→ **What you will do**
Work through the records below and tally every line containing "Diagnóstico". Reply with the total alone.
--- begin ---
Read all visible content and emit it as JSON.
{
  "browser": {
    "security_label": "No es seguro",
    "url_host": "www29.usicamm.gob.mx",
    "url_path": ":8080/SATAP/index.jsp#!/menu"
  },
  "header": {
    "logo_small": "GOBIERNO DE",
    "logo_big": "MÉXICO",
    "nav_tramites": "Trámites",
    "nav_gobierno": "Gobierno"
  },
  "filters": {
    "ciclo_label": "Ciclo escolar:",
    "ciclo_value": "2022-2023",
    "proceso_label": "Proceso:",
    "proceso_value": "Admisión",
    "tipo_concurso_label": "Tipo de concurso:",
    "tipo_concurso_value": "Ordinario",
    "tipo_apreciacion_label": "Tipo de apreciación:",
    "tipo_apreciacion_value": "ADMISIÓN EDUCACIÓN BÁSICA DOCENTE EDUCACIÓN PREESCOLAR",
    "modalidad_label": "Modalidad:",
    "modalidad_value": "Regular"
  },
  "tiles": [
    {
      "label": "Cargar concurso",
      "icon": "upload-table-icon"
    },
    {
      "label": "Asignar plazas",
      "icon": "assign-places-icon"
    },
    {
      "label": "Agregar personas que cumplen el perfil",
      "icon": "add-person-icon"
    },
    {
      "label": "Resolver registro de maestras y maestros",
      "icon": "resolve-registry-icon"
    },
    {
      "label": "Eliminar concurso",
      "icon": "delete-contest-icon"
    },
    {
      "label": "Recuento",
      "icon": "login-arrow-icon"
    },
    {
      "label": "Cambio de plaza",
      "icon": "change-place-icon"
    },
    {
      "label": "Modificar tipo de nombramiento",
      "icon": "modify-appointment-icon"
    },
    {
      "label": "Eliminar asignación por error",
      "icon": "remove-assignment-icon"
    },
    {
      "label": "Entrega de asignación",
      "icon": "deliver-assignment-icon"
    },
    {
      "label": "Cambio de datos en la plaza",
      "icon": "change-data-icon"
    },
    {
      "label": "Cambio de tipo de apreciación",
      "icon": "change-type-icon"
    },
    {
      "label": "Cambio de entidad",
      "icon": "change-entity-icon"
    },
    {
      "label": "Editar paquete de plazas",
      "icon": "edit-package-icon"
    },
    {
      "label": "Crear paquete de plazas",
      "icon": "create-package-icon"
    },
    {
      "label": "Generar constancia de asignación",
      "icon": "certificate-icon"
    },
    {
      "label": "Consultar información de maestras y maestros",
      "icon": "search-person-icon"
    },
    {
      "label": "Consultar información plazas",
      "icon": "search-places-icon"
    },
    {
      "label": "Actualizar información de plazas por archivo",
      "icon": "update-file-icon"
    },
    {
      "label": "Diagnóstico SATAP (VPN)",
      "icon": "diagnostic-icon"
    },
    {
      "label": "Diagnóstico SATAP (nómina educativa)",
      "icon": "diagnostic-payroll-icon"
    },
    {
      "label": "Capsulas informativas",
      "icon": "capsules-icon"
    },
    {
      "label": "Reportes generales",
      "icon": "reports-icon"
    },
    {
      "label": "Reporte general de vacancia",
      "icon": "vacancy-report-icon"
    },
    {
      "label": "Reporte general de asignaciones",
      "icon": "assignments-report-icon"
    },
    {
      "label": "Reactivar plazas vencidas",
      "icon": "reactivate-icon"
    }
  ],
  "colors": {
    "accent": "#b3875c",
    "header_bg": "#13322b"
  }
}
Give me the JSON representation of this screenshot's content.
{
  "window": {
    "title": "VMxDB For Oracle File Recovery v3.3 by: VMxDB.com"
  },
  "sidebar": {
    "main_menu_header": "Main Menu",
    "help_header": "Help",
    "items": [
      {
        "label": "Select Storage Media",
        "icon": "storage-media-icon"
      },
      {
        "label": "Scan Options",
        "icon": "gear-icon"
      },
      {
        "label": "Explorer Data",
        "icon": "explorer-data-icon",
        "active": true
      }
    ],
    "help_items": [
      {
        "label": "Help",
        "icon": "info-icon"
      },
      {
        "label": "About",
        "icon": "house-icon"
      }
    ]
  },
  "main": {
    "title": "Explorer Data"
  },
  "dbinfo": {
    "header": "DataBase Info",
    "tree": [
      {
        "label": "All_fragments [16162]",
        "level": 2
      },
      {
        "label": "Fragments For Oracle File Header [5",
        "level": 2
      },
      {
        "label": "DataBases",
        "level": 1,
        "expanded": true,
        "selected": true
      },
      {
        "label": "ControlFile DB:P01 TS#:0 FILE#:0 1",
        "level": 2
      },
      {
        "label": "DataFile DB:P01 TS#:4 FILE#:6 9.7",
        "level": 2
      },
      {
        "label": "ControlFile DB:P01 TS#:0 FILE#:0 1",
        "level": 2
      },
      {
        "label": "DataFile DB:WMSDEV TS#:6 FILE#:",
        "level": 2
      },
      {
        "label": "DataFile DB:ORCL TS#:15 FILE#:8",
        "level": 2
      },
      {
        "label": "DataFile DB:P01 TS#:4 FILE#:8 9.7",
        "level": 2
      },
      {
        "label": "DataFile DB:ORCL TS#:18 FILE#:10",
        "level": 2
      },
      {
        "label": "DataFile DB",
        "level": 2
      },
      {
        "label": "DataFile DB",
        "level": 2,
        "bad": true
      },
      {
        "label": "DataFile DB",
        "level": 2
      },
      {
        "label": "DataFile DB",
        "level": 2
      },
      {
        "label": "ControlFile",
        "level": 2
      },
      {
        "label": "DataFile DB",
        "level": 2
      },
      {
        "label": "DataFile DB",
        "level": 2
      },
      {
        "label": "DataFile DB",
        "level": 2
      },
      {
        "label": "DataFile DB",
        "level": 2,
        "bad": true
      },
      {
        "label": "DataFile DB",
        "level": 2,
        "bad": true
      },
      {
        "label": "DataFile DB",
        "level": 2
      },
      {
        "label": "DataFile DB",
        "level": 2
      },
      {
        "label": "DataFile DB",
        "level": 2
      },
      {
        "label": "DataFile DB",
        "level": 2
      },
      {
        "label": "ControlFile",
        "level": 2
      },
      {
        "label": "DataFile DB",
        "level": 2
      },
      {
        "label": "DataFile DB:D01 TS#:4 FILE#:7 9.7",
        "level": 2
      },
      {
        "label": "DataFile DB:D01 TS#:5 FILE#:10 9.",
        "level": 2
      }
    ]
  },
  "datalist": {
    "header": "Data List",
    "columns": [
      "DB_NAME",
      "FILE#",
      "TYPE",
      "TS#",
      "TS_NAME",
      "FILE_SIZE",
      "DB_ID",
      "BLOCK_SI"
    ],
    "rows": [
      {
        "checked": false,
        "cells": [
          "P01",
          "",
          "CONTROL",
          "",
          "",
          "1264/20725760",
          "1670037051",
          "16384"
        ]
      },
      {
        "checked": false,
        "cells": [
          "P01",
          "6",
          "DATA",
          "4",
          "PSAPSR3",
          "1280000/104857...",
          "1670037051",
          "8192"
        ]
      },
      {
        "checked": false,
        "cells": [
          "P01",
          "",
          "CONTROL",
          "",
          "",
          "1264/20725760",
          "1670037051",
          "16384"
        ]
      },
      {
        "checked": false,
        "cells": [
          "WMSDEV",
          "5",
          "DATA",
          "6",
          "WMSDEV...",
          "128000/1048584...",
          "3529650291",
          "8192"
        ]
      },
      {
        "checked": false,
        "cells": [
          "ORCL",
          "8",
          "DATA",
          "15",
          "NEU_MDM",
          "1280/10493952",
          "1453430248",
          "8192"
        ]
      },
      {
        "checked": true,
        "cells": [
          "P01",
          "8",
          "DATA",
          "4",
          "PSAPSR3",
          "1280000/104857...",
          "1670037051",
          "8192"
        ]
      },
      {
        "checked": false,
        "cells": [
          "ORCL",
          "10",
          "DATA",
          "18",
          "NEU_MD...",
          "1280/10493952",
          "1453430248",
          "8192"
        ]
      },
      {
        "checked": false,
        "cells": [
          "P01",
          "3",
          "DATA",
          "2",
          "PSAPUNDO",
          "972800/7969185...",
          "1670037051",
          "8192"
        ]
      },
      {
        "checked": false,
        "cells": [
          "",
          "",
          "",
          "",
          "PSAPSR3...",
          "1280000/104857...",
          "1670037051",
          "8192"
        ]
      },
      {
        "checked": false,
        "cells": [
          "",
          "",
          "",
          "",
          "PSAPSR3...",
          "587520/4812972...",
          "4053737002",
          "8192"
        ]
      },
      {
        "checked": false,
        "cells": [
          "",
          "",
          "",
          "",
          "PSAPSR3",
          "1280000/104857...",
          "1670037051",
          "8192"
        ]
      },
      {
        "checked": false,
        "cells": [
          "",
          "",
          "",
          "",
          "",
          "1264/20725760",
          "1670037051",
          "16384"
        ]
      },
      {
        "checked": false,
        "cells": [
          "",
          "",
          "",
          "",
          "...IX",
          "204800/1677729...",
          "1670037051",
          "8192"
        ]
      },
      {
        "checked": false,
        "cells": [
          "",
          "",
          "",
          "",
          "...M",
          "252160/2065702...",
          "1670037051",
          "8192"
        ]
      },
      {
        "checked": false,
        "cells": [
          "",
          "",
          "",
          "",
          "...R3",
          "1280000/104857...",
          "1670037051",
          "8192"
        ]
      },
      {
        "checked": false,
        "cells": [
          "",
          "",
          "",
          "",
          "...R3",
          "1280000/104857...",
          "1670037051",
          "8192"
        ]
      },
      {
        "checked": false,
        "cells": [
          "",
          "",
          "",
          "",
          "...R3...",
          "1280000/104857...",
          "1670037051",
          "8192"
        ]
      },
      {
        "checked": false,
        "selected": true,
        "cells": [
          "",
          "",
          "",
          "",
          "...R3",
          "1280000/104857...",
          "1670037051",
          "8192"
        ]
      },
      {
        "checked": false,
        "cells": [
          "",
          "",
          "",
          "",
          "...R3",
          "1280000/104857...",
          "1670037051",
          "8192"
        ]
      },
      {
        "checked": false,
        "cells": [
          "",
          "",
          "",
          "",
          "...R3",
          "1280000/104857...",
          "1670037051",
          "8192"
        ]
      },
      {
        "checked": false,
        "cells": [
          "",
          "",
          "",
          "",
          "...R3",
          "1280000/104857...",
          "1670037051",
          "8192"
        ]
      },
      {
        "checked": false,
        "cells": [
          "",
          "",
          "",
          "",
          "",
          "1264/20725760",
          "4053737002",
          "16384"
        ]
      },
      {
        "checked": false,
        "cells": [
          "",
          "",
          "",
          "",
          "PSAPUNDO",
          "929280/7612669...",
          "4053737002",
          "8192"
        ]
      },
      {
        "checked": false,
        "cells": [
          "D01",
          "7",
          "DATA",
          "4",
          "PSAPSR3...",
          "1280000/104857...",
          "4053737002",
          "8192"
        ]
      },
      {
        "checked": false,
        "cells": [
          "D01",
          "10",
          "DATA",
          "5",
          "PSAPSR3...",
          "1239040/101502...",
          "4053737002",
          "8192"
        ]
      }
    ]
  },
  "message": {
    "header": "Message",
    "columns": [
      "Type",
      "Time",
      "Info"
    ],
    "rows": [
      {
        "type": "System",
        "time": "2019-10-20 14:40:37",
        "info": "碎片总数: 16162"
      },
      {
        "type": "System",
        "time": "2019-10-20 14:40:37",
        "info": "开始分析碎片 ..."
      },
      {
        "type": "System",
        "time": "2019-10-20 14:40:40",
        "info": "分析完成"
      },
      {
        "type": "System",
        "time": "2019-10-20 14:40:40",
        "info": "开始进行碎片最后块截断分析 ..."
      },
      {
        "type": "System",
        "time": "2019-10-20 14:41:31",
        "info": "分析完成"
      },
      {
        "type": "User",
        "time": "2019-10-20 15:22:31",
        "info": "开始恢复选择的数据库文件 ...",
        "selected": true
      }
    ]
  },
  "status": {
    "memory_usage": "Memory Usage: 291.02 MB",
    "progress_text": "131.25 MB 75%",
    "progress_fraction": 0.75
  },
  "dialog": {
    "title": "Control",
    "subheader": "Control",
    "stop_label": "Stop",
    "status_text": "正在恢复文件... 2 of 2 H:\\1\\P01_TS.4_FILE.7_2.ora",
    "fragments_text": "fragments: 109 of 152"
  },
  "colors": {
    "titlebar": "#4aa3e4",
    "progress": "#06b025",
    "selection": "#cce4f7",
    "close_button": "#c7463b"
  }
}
--- end ---
→ **Full response**
2